Data excerpts:
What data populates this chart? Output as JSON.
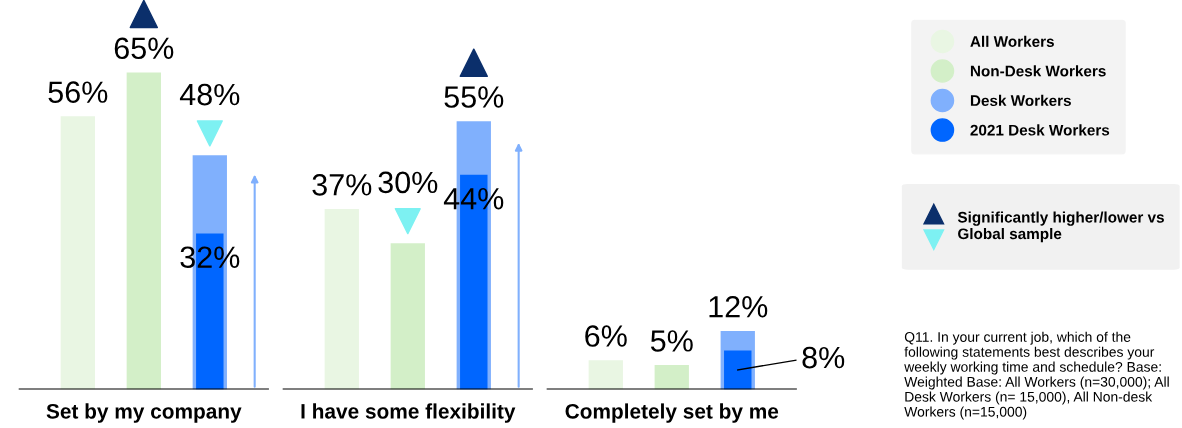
{
  "chart_data": {
    "type": "bar",
    "categories": [
      "Set by my company",
      "I have some flexibility",
      "Completely set by me"
    ],
    "series": [
      {
        "name": "All Workers",
        "color": "#e9f6e3",
        "values": [
          56,
          37,
          6
        ],
        "value_labels": [
          "56%",
          "37%",
          "6%"
        ]
      },
      {
        "name": "Non-Desk Workers",
        "color": "#d3efc8",
        "values": [
          65,
          30,
          5
        ],
        "value_labels": [
          "65%",
          "30%",
          "5%"
        ]
      },
      {
        "name": "Desk Workers",
        "color": "#80b0fd",
        "values": [
          48,
          55,
          12
        ],
        "value_labels": [
          "48%",
          "55%",
          "12%"
        ]
      },
      {
        "name": "2021 Desk Workers",
        "color": "#0066ff",
        "values": [
          32,
          44,
          8
        ],
        "value_labels": [
          "32%",
          "44%",
          "8%"
        ]
      }
    ],
    "annotations": [
      "Significantly higher/lower vs Global sample",
      "Q11. In your current job, which of the following statements best describes your weekly working time and schedule? Base: Weighted Base: All Workers (n=30,000); All Desk Workers (n= 15,000), All Non-desk Workers (n=15,000)"
    ],
    "legend": "right",
    "grid": false,
    "tick_labels": "x"
  }
}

Given request: Pick out the lines that have the word "color". Copy them all.

Result of this exercise:
        "color": "#e9f6e3",
        "color": "#d3efc8",
        "color": "#80b0fd",
        "color": "#0066ff",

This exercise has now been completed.